Instruction —
Go through the entries and count the lines with the string "Summary" in them. Give only that number.

Available records —

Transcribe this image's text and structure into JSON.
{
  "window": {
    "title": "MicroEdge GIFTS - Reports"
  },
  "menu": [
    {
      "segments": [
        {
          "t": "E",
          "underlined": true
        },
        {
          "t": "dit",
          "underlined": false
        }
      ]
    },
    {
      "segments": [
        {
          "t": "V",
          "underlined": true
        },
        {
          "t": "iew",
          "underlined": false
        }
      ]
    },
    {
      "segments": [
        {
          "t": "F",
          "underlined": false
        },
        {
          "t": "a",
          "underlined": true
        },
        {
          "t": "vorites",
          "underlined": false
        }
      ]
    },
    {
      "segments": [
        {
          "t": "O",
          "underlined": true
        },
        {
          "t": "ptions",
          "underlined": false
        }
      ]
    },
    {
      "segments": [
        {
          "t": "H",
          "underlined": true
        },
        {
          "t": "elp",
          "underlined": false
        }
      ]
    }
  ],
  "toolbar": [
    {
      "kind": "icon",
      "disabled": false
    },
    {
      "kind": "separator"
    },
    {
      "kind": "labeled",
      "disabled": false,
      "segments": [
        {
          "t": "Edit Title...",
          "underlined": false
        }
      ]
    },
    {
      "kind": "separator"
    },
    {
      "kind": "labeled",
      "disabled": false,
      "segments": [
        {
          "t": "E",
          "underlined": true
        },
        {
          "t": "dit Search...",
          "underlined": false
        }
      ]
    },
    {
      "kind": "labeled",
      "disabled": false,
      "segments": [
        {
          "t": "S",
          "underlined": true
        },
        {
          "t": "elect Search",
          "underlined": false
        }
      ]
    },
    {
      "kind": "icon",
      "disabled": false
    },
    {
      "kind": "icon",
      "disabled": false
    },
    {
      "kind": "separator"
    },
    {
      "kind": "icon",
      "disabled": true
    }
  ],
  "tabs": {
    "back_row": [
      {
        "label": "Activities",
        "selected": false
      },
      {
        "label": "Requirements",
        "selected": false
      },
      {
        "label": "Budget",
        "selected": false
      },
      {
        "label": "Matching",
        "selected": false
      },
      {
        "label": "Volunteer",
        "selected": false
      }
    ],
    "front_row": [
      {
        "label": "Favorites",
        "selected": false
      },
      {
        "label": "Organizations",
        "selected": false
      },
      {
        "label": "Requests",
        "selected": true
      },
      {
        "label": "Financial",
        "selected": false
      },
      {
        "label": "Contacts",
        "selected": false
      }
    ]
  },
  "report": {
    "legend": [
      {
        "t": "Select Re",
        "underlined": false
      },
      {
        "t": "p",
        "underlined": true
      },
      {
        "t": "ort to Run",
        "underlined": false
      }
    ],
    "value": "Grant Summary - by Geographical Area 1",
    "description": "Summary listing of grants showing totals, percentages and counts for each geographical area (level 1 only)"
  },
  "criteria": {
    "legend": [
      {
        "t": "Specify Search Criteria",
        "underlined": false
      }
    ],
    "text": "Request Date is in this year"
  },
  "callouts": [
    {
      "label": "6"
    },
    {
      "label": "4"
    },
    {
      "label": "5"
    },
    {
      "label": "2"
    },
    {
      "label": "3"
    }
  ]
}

Expected output —
2